[Stored entries]

** begin **

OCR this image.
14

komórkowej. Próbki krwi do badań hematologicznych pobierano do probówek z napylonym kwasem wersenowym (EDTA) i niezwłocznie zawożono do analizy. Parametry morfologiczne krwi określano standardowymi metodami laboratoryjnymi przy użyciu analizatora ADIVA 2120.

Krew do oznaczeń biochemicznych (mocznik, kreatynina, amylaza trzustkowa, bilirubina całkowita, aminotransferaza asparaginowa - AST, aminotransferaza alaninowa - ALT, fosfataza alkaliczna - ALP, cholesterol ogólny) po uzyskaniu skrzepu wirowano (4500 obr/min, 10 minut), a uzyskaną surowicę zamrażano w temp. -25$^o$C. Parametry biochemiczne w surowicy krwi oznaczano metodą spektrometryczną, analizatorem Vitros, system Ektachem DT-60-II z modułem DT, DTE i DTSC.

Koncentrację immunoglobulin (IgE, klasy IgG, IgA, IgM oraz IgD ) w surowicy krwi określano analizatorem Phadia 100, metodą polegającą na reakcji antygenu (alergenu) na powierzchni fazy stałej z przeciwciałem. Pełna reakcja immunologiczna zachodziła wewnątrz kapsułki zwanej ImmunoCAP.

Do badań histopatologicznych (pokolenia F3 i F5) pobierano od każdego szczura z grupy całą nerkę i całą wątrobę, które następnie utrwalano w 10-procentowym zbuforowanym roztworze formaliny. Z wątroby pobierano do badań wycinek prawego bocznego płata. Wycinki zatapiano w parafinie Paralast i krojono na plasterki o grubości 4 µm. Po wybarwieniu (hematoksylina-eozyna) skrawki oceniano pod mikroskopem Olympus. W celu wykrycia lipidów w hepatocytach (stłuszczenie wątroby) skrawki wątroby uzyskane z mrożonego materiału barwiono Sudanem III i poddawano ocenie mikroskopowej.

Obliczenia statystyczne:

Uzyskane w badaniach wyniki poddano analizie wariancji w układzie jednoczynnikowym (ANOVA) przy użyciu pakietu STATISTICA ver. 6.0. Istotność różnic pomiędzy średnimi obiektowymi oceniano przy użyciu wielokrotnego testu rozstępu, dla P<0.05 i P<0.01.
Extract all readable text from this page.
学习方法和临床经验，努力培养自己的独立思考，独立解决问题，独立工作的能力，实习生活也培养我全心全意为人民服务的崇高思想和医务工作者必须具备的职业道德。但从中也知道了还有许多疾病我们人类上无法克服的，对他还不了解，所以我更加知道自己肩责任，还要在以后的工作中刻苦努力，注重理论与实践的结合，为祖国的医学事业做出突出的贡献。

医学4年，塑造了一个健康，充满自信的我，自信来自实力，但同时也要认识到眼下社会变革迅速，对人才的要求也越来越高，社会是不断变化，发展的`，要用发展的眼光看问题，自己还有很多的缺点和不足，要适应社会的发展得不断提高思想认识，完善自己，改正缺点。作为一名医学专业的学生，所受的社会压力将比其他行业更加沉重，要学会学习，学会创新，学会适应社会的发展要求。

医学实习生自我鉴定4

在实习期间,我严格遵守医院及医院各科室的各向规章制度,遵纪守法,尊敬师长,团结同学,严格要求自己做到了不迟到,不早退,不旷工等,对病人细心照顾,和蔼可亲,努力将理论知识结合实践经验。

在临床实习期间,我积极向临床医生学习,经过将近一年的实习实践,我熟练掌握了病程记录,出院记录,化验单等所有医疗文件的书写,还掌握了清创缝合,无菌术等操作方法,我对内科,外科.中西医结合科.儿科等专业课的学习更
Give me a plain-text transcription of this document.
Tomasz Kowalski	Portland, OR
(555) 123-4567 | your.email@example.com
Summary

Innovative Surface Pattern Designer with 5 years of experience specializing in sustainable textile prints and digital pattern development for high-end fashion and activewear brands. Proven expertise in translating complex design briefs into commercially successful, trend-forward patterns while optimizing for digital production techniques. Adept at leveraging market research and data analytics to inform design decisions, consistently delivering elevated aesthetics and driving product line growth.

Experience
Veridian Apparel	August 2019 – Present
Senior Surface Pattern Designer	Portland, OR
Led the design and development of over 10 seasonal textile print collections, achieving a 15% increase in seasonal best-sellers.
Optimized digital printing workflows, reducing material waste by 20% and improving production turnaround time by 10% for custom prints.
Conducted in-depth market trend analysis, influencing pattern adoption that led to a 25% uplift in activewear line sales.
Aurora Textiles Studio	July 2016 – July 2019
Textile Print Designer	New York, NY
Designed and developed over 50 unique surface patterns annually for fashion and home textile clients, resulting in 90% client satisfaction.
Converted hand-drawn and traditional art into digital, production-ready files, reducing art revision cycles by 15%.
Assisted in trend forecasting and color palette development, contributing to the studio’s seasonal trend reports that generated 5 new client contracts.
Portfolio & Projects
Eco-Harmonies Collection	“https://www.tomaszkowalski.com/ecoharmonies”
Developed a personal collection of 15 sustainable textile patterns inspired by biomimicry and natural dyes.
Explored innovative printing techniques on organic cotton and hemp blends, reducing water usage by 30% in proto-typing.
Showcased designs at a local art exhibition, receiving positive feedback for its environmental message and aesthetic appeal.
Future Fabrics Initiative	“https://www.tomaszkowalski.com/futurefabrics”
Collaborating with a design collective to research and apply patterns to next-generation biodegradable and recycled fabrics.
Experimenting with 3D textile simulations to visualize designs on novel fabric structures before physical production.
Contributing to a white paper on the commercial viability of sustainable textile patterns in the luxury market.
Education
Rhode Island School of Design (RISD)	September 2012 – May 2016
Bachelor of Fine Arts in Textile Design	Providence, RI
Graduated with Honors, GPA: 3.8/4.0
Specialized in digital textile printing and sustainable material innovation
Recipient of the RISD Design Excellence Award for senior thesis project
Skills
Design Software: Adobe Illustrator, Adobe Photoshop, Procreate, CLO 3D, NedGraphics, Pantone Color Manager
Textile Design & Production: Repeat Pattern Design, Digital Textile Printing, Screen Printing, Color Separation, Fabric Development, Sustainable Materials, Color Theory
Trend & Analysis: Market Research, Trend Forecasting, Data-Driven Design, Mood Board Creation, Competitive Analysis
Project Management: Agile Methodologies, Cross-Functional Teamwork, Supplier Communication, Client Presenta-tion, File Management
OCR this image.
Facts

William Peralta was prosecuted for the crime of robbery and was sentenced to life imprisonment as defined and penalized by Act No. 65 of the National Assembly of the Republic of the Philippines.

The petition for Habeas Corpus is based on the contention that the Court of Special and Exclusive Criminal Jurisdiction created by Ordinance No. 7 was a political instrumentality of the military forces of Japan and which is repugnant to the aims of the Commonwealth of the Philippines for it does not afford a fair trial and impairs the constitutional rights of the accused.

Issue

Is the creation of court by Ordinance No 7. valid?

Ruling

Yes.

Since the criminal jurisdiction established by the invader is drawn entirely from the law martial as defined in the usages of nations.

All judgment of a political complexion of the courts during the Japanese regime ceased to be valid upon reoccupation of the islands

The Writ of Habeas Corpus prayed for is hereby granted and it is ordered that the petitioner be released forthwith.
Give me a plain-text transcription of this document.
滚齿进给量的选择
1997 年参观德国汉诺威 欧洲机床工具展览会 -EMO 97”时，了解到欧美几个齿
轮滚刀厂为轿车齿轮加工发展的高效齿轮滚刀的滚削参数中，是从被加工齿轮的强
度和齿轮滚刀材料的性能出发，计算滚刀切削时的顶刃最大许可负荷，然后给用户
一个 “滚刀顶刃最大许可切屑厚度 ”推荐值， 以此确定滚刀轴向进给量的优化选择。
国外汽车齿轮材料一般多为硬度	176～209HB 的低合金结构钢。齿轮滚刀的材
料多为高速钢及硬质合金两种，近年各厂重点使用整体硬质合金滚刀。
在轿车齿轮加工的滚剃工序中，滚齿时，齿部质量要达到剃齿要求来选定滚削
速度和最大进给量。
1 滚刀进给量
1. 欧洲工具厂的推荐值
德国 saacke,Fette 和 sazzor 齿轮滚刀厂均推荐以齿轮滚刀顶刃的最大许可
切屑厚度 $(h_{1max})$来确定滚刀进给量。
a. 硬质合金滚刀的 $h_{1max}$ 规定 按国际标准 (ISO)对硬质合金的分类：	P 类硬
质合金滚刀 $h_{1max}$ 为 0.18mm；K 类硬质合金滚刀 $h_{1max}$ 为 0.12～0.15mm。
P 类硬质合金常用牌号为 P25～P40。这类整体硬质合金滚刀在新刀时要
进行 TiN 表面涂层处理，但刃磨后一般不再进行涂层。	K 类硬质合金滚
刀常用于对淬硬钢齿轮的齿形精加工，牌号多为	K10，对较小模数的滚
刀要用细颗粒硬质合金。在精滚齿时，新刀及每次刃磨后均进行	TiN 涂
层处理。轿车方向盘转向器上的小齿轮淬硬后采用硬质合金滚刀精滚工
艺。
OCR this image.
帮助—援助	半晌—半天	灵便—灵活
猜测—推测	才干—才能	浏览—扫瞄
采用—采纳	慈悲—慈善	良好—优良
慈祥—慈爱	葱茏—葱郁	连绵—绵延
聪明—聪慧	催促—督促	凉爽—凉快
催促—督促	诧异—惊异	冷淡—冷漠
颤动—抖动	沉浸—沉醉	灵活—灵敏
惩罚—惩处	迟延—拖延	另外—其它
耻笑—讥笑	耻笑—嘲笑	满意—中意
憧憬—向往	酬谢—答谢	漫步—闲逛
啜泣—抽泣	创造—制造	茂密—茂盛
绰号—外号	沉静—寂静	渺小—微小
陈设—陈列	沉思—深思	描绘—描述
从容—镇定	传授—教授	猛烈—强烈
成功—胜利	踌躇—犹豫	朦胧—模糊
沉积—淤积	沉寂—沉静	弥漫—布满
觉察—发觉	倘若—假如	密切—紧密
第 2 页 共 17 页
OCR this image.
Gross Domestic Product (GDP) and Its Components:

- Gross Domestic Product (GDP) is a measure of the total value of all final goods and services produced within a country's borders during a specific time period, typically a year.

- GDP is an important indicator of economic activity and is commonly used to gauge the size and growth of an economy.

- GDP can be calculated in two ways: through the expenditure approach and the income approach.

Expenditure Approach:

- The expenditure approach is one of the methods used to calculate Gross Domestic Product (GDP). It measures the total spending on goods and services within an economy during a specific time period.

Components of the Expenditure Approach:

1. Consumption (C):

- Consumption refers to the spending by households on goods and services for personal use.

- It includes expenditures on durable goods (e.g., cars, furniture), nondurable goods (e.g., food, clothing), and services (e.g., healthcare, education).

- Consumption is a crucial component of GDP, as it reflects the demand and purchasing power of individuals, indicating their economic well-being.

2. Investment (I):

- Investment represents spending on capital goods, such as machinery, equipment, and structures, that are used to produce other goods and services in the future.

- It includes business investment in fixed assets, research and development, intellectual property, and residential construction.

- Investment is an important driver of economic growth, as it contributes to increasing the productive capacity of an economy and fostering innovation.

** end **

- **Exercise details**:
Give the number of lines in the material above that have the word "from" in them, and nothing more.

- **Expected answer**:
2